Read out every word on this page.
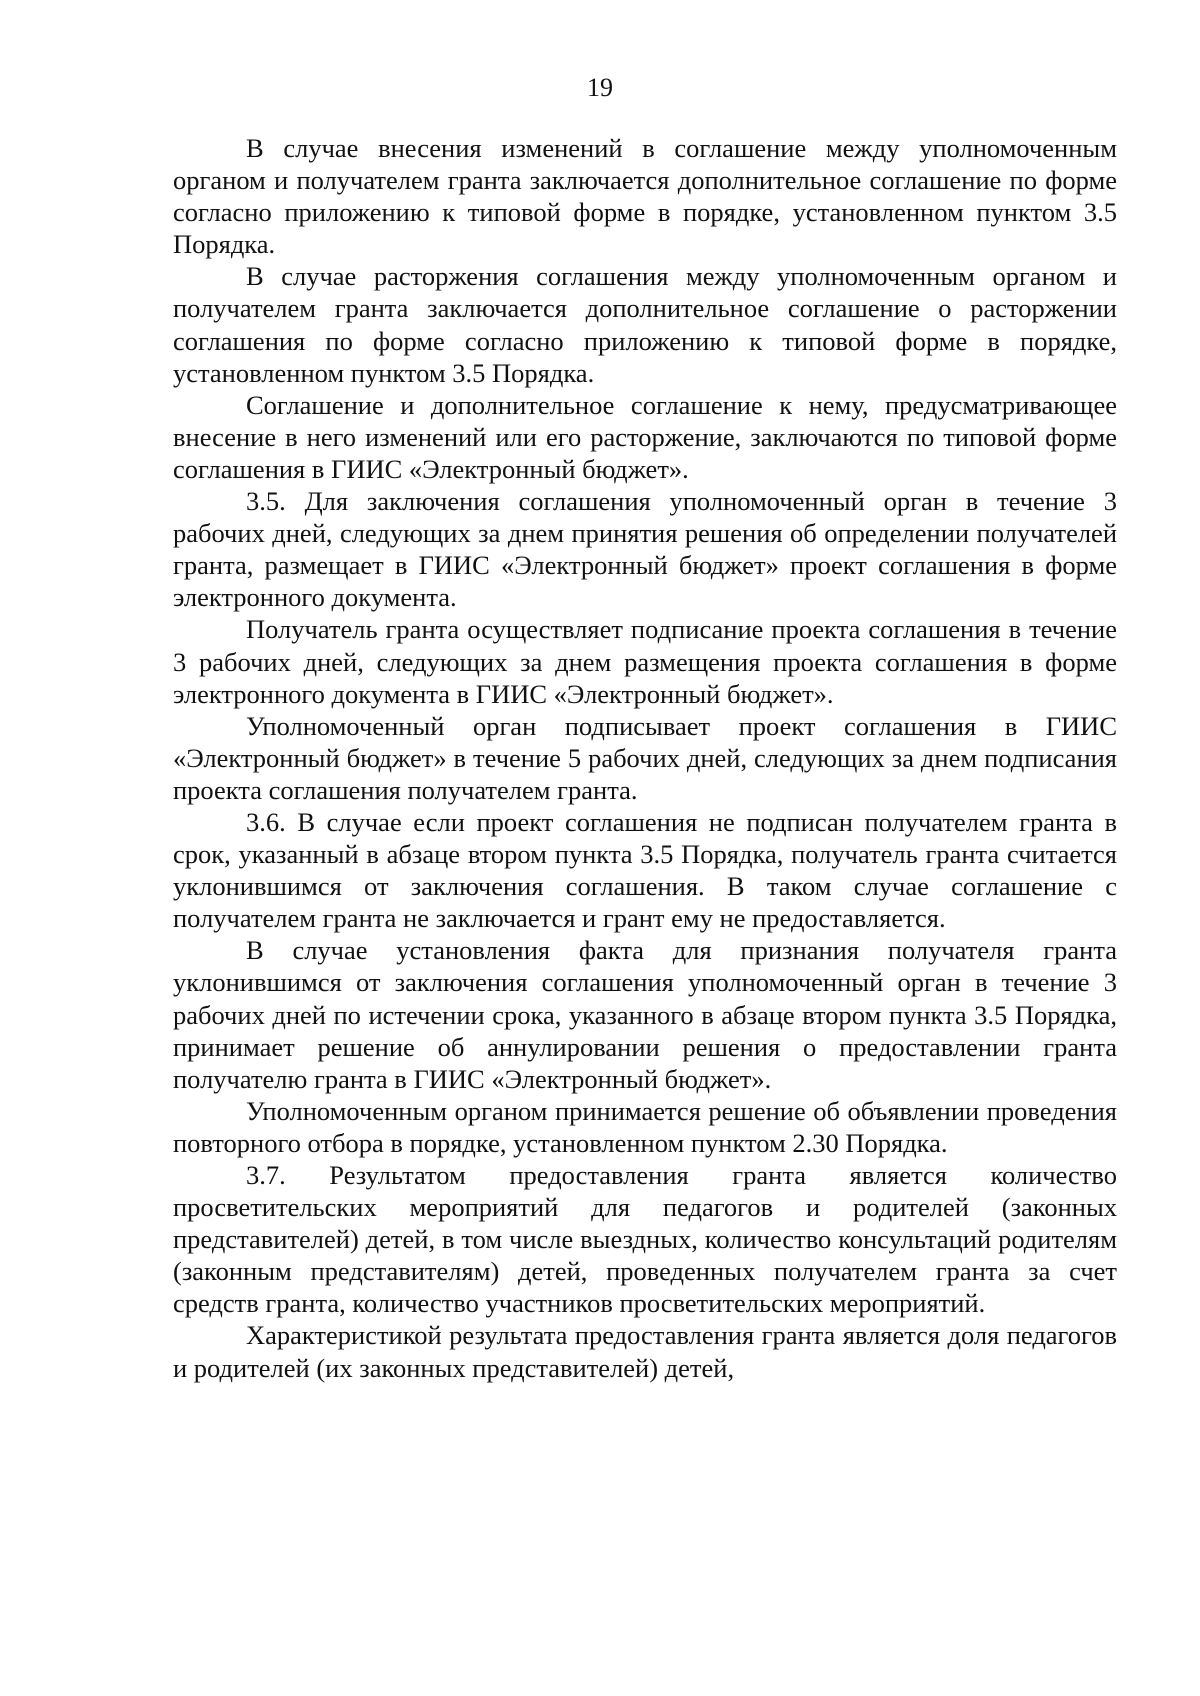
19

В случае внесения изменений в соглашение между уполномоченным органом и получателем гранта заключается дополнительное соглашение по форме согласно приложению к типовой форме в порядке, установленном пунктом 3.5 Порядка.

В случае расторжения соглашения между уполномоченным органом и получателем гранта заключается дополнительное соглашение о расторжении соглашения по форме согласно приложению к типовой форме в порядке, установленном пунктом 3.5 Порядка.

Соглашение и дополнительное соглашение к нему, предусматривающее внесение в него изменений или его расторжение, заключаются по типовой форме соглашения в ГИИС «Электронный бюджет».

3.5. Для заключения соглашения уполномоченный орган в течение 3 рабочих дней, следующих за днем принятия решения об определении получателей гранта, размещает в ГИИС «Электронный бюджет» проект соглашения в форме электронного документа.

Получатель гранта осуществляет подписание проекта соглашения в течение 3 рабочих дней, следующих за днем размещения проекта соглашения в форме электронного документа в ГИИС «Электронный бюджет».

Уполномоченный орган подписывает проект соглашения в ГИИС «Электронный бюджет» в течение 5 рабочих дней, следующих за днем подписания проекта соглашения получателем гранта.

3.6. В случае если проект соглашения не подписан получателем гранта в срок, указанный в абзаце втором пункта 3.5 Порядка, получатель гранта считается уклонившимся от заключения соглашения. В таком случае соглашение с получателем гранта не заключается и грант ему не предоставляется.

В случае установления факта для признания получателя гранта уклонившимся от заключения соглашения уполномоченный орган в течение 3 рабочих дней по истечении срока, указанного в абзаце втором пункта 3.5 Порядка, принимает решение об аннулировании решения о предоставлении гранта получателю гранта в ГИИС «Электронный бюджет».

Уполномоченным органом принимается решение об объявлении проведения повторного отбора в порядке, установленном пунктом 2.30 Порядка.

3.7. Результатом предоставления гранта является количество просветительских мероприятий для педагогов и родителей (законных представителей) детей, в том числе выездных, количество консультаций родителям (законным представителям) детей, проведенных получателем гранта за счет средств гранта, количество участников просветительских мероприятий.

Характеристикой результата предоставления гранта является доля педагогов и родителей (их законных представителей) детей,
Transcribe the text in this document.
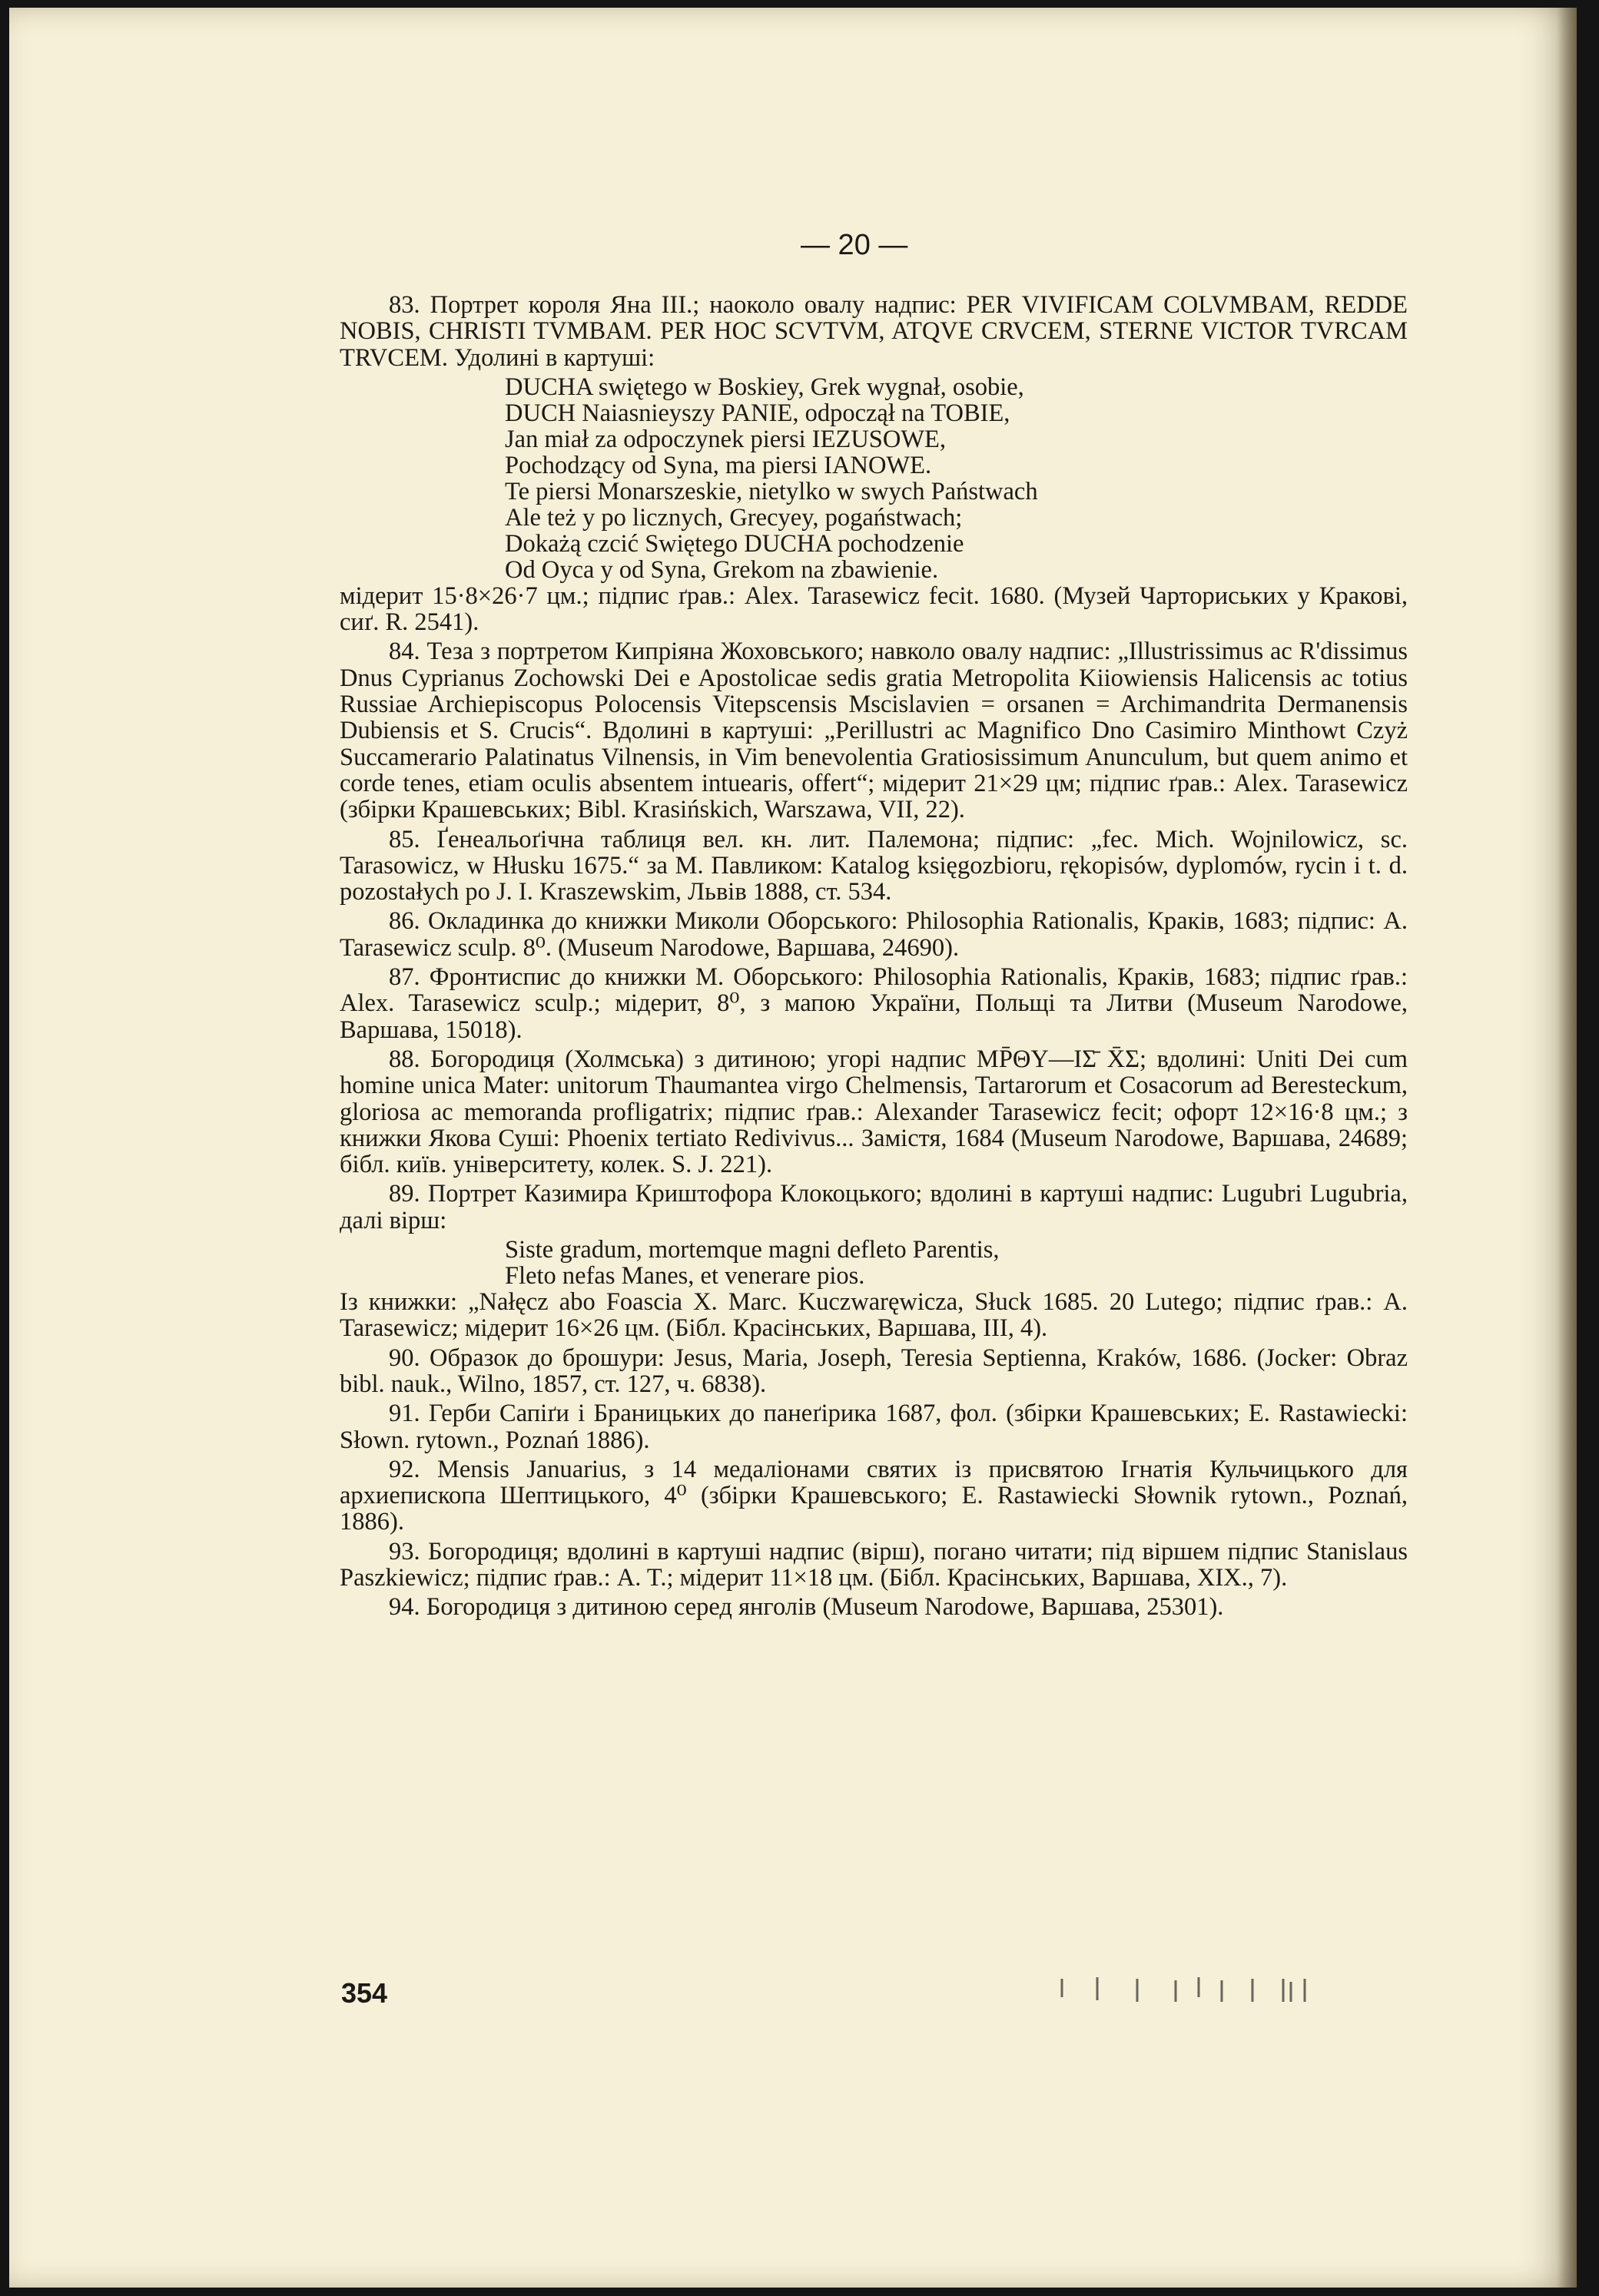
— 20 —

83. Портрет короля Яна III.; наоколо овалу надпис: PER VIVIFICAM COLVMBAM, REDDE NOBIS, CHRISTI TVMBAM. PER HOC SCVTVM, ATQVE CRVCEM, STERNE VICTOR TVRCAM TRVCEM. Удолині в картуші:

DUCHA swiętego w Boskiey, Grek wygnał, osobie,
DUCH Naiasnieyszy PANIE, odpoczął na TOBIE,
Jan miał za odpoczynek piersi IEZUSOWE,
Pochodzący od Syna, ma piersi IANOWE.
Te piersi Monarszeskie, nietylko w swych Państwach
Ale też y po licznych, Grecyey, pogaństwach;
Dokażą czcić Swiętego DUCHA pochodzenie
Od Oyca y od Syna, Grekom na zbawienie.

мідерит 15·8×26·7 цм.; підпис ґрав.: Alex. Tarasewicz fecit. 1680. (Музей Чарториських у Кракові, сиґ. R. 2541).

84. Теза з портретом Кипріяна Жоховського; навколо овалу надпис: „Illustrissimus ac R'dissimus Dnus Cyprianus Zochowski Dei e Apostolicae sedis gratia Metropolita Kiiowiensis Halicensis ac totius Russiae Archiepiscopus Polocensis Vitepscensis Mscislavien = orsanen = Archimandrita Dermanensis Dubiensis et S. Crucis“. Вдолині в картуші: „Perillustri ac Magnifico Dno Casimiro Minthowt Czyż Succamerario Palatinatus Vilnensis, in Vim benevolentia Gratiosissimum Anunculum, but quem animo et corde tenes, etiam oculis absentem intuearis, offert“; мідерит 21×29 цм; підпис ґрав.: Alex. Tarasewicz (збірки Крашевських; Bibl. Krasińskich, Warszawa, VII, 22).

85. Ґенеальоґічна таблиця вел. кн. лит. Палемона; підпис: „fec. Mich. Wojnilowicz, sc. Tarasowicz, w Hłusku 1675.“ за М. Павликом: Katalog księgozbioru, rękopisów, dyplomów, rycin i t. d. pozostałych po J. I. Kraszewskim, Львів 1888, ст. 534.

86. Окладинка до книжки Миколи Оборського: Philosophia Rationalis, Краків, 1683; підпис: A. Tarasewicz sculp. 8⁰. (Museum Narodowe, Варшава, 24690).

87. Фронтиспис до книжки М. Оборського: Philosophia Rationalis, Краків, 1683; підпис ґрав.: Alex. Tarasewicz sculp.; мідерит, 8⁰, з мапою України, Польщі та Литви (Museum Narodowe, Варшава, 15018).

88. Богородиця (Холмська) з дитиною; угорі надпис MP̄ΘY—IΣ̄ X̄Σ; вдолині: Uniti Dei cum homine unica Mater: unitorum Thaumantea virgo Chelmensis, Tartarorum et Cosacorum ad Beresteckum, gloriosa ac memoranda profligatrix; підпис ґрав.: Alexander Tarasewicz fecit; офорт 12×16·8 цм.; з книжки Якова Суші: Phoenix tertiato Redivivus... Замістя, 1684 (Museum Narodowe, Варшава, 24689; бібл. київ. університету, колек. S. J. 221).

89. Портрет Казимира Криштофора Клокоцького; вдолині в картуші надпис: Lugubri Lugubria, далі вірш:

Siste gradum, mortemque magni defleto Parentis,
Fleto nefas Manes, et venerare pios.

Із книжки: „Nałęcz abo Foascia X. Marc. Kuczwaręwicza, Słuck 1685. 20 Lutego; підпис ґрав.: A. Tarasewicz; мідерит 16×26 цм. (Бібл. Красінських, Варшава, III, 4).

90. Образок до брошури: Jesus, Maria, Joseph, Teresia Septienna, Kraków, 1686. (Jocker: Obraz bibl. nauk., Wilno, 1857, ст. 127, ч. 6838).

91. Герби Сапіґи і Браницьких до панеґірика 1687, фол. (збірки Крашевських; E. Rastawiecki: Słown. rytown., Poznań 1886).

92. Mensis Januarius, з 14 медаліонами святих із присвятою Ігнатія Кульчицького для архиепископа Шептицького, 4⁰ (збірки Крашевського; E. Rastawiecki Słownik rytown., Poznań, 1886).

93. Богородиця; вдолині в картуші надпис (вірш), погано читати; під віршем підпис Stanislaus Paszkiewicz; підпис ґрав.: A. T.; мідерит 11×18 цм. (Бібл. Красінських, Варшава, XIX., 7).

94. Богородиця з дитиною серед янголів (Museum Narodowe, Варшава, 25301).

354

** Task prompt **
Quote everything in the listing above exactly; pictures are the only thing to omit.

** Completed task **
Read out every word on this page.
19

В случае внесения изменений в соглашение между уполномоченным органом и получателем гранта заключается дополнительное соглашение по форме согласно приложению к типовой форме в порядке, установленном пунктом 3.5 Порядка.

В случае расторжения соглашения между уполномоченным органом и получателем гранта заключается дополнительное соглашение о расторжении соглашения по форме согласно приложению к типовой форме в порядке, установленном пунктом 3.5 Порядка.

Соглашение и дополнительное соглашение к нему, предусматривающее внесение в него изменений или его расторжение, заключаются по типовой форме соглашения в ГИИС «Электронный бюджет».

3.5. Для заключения соглашения уполномоченный орган в течение 3 рабочих дней, следующих за днем принятия решения об определении получателей гранта, размещает в ГИИС «Электронный бюджет» проект соглашения в форме электронного документа.

Получатель гранта осуществляет подписание проекта соглашения в течение 3 рабочих дней, следующих за днем размещения проекта соглашения в форме электронного документа в ГИИС «Электронный бюджет».

Уполномоченный орган подписывает проект соглашения в ГИИС «Электронный бюджет» в течение 5 рабочих дней, следующих за днем подписания проекта соглашения получателем гранта.

3.6. В случае если проект соглашения не подписан получателем гранта в срок, указанный в абзаце втором пункта 3.5 Порядка, получатель гранта считается уклонившимся от заключения соглашения. В таком случае соглашение с получателем гранта не заключается и грант ему не предоставляется.

В случае установления факта для признания получателя гранта уклонившимся от заключения соглашения уполномоченный орган в течение 3 рабочих дней по истечении срока, указанного в абзаце втором пункта 3.5 Порядка, принимает решение об аннулировании решения о предоставлении гранта получателю гранта в ГИИС «Электронный бюджет».

Уполномоченным органом принимается решение об объявлении проведения повторного отбора в порядке, установленном пунктом 2.30 Порядка.

3.7. Результатом предоставления гранта является количество просветительских мероприятий для педагогов и родителей (законных представителей) детей, в том числе выездных, количество консультаций родителям (законным представителям) детей, проведенных получателем гранта за счет средств гранта, количество участников просветительских мероприятий.

Характеристикой результата предоставления гранта является доля педагогов и родителей (их законных представителей) детей,
Transcribe the text in this document.
— 20 —

83. Портрет короля Яна III.; наоколо овалу надпис: PER VIVIFICAM COLVMBAM, REDDE NOBIS, CHRISTI TVMBAM. PER HOC SCVTVM, ATQVE CRVCEM, STERNE VICTOR TVRCAM TRVCEM. Удолині в картуші:

DUCHA swiętego w Boskiey, Grek wygnał, osobie,
DUCH Naiasnieyszy PANIE, odpoczął na TOBIE,
Jan miał za odpoczynek piersi IEZUSOWE,
Pochodzący od Syna, ma piersi IANOWE.
Te piersi Monarszeskie, nietylko w swych Państwach
Ale też y po licznych, Grecyey, pogaństwach;
Dokażą czcić Swiętego DUCHA pochodzenie
Od Oyca y od Syna, Grekom na zbawienie.

мідерит 15·8×26·7 цм.; підпис ґрав.: Alex. Tarasewicz fecit. 1680. (Музей Чарториських у Кракові, сиґ. R. 2541).

84. Теза з портретом Кипріяна Жоховського; навколо овалу надпис: „Illustrissimus ac R'dissimus Dnus Cyprianus Zochowski Dei e Apostolicae sedis gratia Metropolita Kiiowiensis Halicensis ac totius Russiae Archiepiscopus Polocensis Vitepscensis Mscislavien = orsanen = Archimandrita Dermanensis Dubiensis et S. Crucis“. Вдолині в картуші: „Perillustri ac Magnifico Dno Casimiro Minthowt Czyż Succamerario Palatinatus Vilnensis, in Vim benevolentia Gratiosissimum Anunculum, but quem animo et corde tenes, etiam oculis absentem intuearis, offert“; мідерит 21×29 цм; підпис ґрав.: Alex. Tarasewicz (збірки Крашевських; Bibl. Krasińskich, Warszawa, VII, 22).

85. Ґенеальоґічна таблиця вел. кн. лит. Палемона; підпис: „fec. Mich. Wojnilowicz, sc. Tarasowicz, w Hłusku 1675.“ за М. Павликом: Katalog księgozbioru, rękopisów, dyplomów, rycin i t. d. pozostałych po J. I. Kraszewskim, Львів 1888, ст. 534.

86. Окладинка до книжки Миколи Оборського: Philosophia Rationalis, Краків, 1683; підпис: A. Tarasewicz sculp. 8⁰. (Museum Narodowe, Варшава, 24690).

87. Фронтиспис до книжки М. Оборського: Philosophia Rationalis, Краків, 1683; підпис ґрав.: Alex. Tarasewicz sculp.; мідерит, 8⁰, з мапою України, Польщі та Литви (Museum Narodowe, Варшава, 15018).

88. Богородиця (Холмська) з дитиною; угорі надпис MP̄ΘY—IΣ̄ X̄Σ; вдолині: Uniti Dei cum homine unica Mater: unitorum Thaumantea virgo Chelmensis, Tartarorum et Cosacorum ad Beresteckum, gloriosa ac memoranda profligatrix; підпис ґрав.: Alexander Tarasewicz fecit; офорт 12×16·8 цм.; з книжки Якова Суші: Phoenix tertiato Redivivus... Замістя, 1684 (Museum Narodowe, Варшава, 24689; бібл. київ. університету, колек. S. J. 221).

89. Портрет Казимира Криштофора Клокоцького; вдолині в картуші надпис: Lugubri Lugubria, далі вірш:

Siste gradum, mortemque magni defleto Parentis,
Fleto nefas Manes, et venerare pios.

Із книжки: „Nałęcz abo Foascia X. Marc. Kuczwaręwicza, Słuck 1685. 20 Lutego; підпис ґрав.: A. Tarasewicz; мідерит 16×26 цм. (Бібл. Красінських, Варшава, III, 4).

90. Образок до брошури: Jesus, Maria, Joseph, Teresia Septienna, Kraków, 1686. (Jocker: Obraz bibl. nauk., Wilno, 1857, ст. 127, ч. 6838).

91. Герби Сапіґи і Браницьких до панеґірика 1687, фол. (збірки Крашевських; E. Rastawiecki: Słown. rytown., Poznań 1886).

92. Mensis Januarius, з 14 медаліонами святих із присвятою Ігнатія Кульчицького для архиепископа Шептицького, 4⁰ (збірки Крашевського; E. Rastawiecki Słownik rytown., Poznań, 1886).

93. Богородиця; вдолині в картуші надпис (вірш), погано читати; під віршем підпис Stanislaus Paszkiewicz; підпис ґрав.: A. T.; мідерит 11×18 цм. (Бібл. Красінських, Варшава, XIX., 7).

94. Богородиця з дитиною серед янголів (Museum Narodowe, Варшава, 25301).

354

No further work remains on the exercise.